Aim of the exercise
Pick out every line that holds the string "Philippe" and copy it.

─── Material shown ───

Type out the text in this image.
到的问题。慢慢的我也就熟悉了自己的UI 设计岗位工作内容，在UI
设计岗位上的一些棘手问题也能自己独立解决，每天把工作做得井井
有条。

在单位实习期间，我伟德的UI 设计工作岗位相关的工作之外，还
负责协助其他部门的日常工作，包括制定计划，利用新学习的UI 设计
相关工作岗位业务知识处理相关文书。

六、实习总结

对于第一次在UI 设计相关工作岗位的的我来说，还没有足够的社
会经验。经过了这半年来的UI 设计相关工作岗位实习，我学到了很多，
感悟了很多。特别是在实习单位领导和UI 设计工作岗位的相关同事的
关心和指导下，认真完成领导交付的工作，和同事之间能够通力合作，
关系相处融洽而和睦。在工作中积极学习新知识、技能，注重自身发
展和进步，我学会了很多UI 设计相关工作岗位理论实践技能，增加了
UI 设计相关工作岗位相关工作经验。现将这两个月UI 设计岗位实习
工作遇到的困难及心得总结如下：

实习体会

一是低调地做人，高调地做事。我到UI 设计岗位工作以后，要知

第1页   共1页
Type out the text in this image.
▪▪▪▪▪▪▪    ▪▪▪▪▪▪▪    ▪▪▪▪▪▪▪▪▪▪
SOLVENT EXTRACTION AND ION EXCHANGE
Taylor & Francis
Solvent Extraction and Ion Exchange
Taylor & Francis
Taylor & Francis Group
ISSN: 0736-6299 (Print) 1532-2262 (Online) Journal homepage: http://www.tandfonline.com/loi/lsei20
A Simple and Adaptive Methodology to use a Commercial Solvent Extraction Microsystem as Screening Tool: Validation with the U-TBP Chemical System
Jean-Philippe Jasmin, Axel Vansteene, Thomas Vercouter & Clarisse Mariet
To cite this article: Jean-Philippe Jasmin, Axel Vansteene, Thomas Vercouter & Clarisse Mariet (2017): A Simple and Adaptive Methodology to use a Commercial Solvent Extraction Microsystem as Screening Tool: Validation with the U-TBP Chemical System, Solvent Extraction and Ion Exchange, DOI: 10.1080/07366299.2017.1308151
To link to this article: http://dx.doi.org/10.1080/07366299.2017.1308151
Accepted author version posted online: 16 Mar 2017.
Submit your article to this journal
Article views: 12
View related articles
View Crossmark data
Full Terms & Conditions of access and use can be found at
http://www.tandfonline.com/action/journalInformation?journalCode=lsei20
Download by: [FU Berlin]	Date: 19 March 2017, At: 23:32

───

Solved problem
Jean-Philippe Jasmin, Axel Vansteene, Thomas Vercouter & Clarisse Mariet
To cite this article: Jean-Philippe Jasmin, Axel Vansteene, Thomas Vercouter & Clarisse Mariet (2017): A Simple and Adaptive Methodology to use a Commercial Solvent Extraction Microsystem as Screening Tool: Validation with the U-TBP Chemical System, Solvent Extraction and Ion Exchange, DOI: 10.1080/07366299.2017.1308151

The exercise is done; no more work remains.